Goal of the exercise: Read the entries below and pull out each line with the string "text".
— Begin Data section —
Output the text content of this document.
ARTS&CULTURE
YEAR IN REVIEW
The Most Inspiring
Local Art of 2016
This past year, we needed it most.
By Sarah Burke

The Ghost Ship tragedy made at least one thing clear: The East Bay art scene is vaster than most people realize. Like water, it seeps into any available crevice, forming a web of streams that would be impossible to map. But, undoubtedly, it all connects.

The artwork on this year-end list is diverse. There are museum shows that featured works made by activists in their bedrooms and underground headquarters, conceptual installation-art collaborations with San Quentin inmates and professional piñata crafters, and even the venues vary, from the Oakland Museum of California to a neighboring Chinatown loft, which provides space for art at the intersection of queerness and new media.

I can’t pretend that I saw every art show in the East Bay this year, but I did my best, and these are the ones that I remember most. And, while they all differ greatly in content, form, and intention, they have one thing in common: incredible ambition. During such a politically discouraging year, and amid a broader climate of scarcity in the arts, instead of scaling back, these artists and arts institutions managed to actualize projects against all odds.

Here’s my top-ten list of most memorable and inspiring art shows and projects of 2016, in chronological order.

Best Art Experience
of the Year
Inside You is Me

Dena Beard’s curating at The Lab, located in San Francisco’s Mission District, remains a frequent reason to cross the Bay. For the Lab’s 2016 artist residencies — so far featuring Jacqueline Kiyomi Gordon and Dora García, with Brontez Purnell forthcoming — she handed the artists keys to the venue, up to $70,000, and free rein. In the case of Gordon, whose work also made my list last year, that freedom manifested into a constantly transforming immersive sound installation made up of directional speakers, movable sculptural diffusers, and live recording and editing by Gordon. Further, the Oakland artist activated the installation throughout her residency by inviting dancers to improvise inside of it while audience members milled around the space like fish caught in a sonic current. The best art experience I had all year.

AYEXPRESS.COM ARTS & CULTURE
— End Data section —
— Begin Data section —
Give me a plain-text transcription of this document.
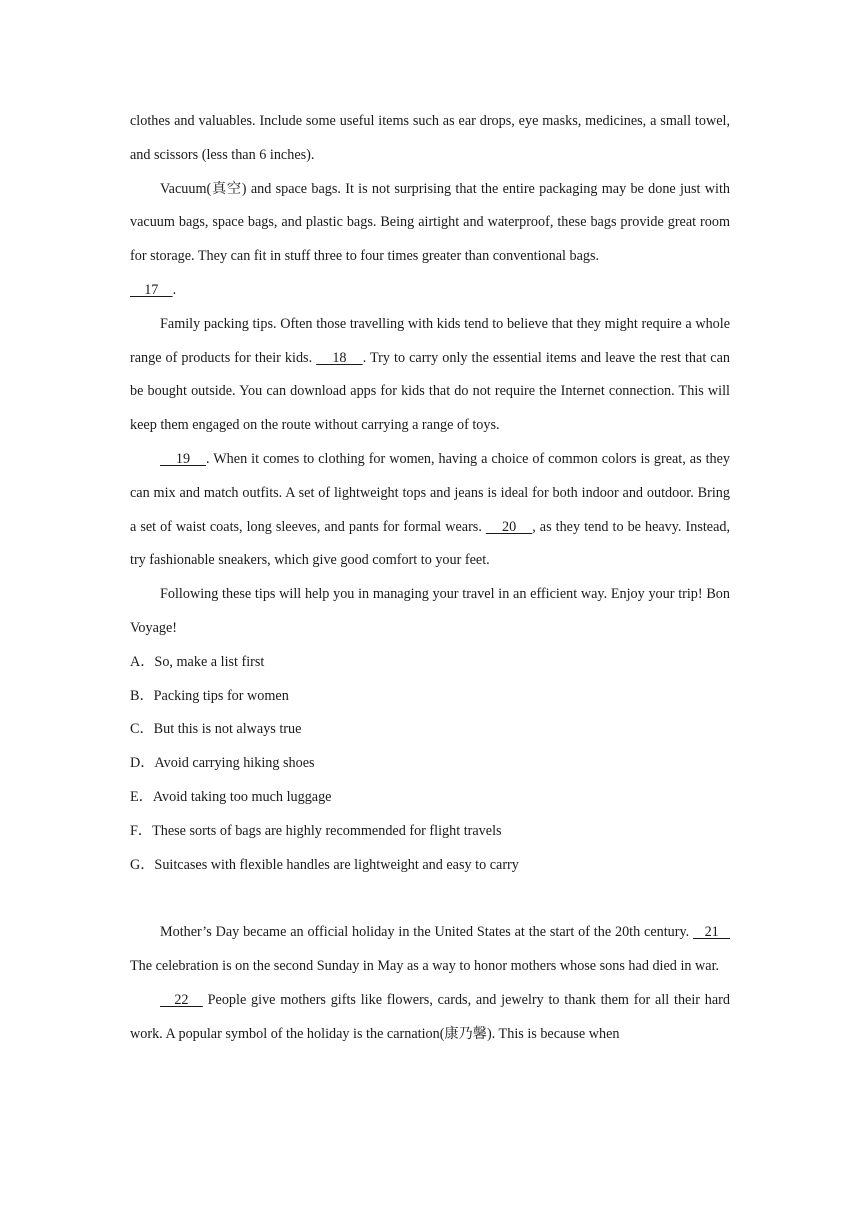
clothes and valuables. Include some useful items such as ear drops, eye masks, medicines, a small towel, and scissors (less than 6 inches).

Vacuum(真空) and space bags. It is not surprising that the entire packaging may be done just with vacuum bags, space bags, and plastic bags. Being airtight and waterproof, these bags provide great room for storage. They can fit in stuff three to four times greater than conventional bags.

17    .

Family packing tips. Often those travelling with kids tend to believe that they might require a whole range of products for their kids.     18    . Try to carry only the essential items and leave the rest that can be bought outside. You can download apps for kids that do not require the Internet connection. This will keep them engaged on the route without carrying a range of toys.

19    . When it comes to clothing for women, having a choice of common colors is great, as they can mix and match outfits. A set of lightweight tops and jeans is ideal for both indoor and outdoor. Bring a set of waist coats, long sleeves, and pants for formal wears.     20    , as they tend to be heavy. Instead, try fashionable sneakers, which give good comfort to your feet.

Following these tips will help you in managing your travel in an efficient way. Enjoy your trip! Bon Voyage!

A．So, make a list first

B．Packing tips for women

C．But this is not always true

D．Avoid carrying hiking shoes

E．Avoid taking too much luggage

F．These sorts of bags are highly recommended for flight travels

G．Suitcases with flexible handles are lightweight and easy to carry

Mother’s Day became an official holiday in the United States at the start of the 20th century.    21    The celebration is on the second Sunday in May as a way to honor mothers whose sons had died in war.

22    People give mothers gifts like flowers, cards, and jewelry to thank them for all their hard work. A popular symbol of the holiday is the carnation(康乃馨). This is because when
— End Data section —
Solution for this exercise:
Output the text content of this document.
Give me a plain-text transcription of this document.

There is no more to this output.